# [DATA SHOWN]
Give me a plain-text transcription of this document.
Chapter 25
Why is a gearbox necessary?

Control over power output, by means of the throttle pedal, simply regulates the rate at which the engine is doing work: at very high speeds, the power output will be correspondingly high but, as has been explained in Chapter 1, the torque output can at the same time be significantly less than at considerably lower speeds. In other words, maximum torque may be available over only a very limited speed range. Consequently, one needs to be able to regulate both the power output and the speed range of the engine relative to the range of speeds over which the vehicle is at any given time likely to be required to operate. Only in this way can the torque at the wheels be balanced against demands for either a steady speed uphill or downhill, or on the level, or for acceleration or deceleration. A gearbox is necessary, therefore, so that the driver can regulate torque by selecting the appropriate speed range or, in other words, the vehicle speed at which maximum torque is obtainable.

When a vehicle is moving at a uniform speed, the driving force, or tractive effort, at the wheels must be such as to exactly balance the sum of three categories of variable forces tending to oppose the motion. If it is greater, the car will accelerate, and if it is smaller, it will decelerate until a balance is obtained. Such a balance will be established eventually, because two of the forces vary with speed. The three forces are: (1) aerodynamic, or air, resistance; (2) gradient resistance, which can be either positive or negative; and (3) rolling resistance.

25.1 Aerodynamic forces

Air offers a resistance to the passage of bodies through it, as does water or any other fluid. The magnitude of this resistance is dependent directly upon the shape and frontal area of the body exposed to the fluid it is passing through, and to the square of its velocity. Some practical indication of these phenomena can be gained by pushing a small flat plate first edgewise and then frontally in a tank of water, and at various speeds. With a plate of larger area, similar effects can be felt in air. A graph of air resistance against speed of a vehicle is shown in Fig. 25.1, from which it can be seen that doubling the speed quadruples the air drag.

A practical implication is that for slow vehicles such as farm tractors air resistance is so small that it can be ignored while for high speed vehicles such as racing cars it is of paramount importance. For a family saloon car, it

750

# [PROBLEM TO SOLVE]
Write out all the lines again, exactly as they are.

# [EXERCISE SOLUTION]
Give me a plain-text transcription of this document.
Chapter 25
Why is a gearbox necessary?

Control over power output, by means of the throttle pedal, simply regulates the rate at which the engine is doing work: at very high speeds, the power output will be correspondingly high but, as has been explained in Chapter 1, the torque output can at the same time be significantly less than at considerably lower speeds. In other words, maximum torque may be available over only a very limited speed range. Consequently, one needs to be able to regulate both the power output and the speed range of the engine relative to the range of speeds over which the vehicle is at any given time likely to be required to operate. Only in this way can the torque at the wheels be balanced against demands for either a steady speed uphill or downhill, or on the level, or for acceleration or deceleration. A gearbox is necessary, therefore, so that the driver can regulate torque by selecting the appropriate speed range or, in other words, the vehicle speed at which maximum torque is obtainable.

When a vehicle is moving at a uniform speed, the driving force, or tractive effort, at the wheels must be such as to exactly balance the sum of three categories of variable forces tending to oppose the motion. If it is greater, the car will accelerate, and if it is smaller, it will decelerate until a balance is obtained. Such a balance will be established eventually, because two of the forces vary with speed. The three forces are: (1) aerodynamic, or air, resistance; (2) gradient resistance, which can be either positive or negative; and (3) rolling resistance.

25.1 Aerodynamic forces

Air offers a resistance to the passage of bodies through it, as does water or any other fluid. The magnitude of this resistance is dependent directly upon the shape and frontal area of the body exposed to the fluid it is passing through, and to the square of its velocity. Some practical indication of these phenomena can be gained by pushing a small flat plate first edgewise and then frontally in a tank of water, and at various speeds. With a plate of larger area, similar effects can be felt in air. A graph of air resistance against speed of a vehicle is shown in Fig. 25.1, from which it can be seen that doubling the speed quadruples the air drag.

A practical implication is that for slow vehicles such as farm tractors air resistance is so small that it can be ignored while for high speed vehicles such as racing cars it is of paramount importance. For a family saloon car, it

750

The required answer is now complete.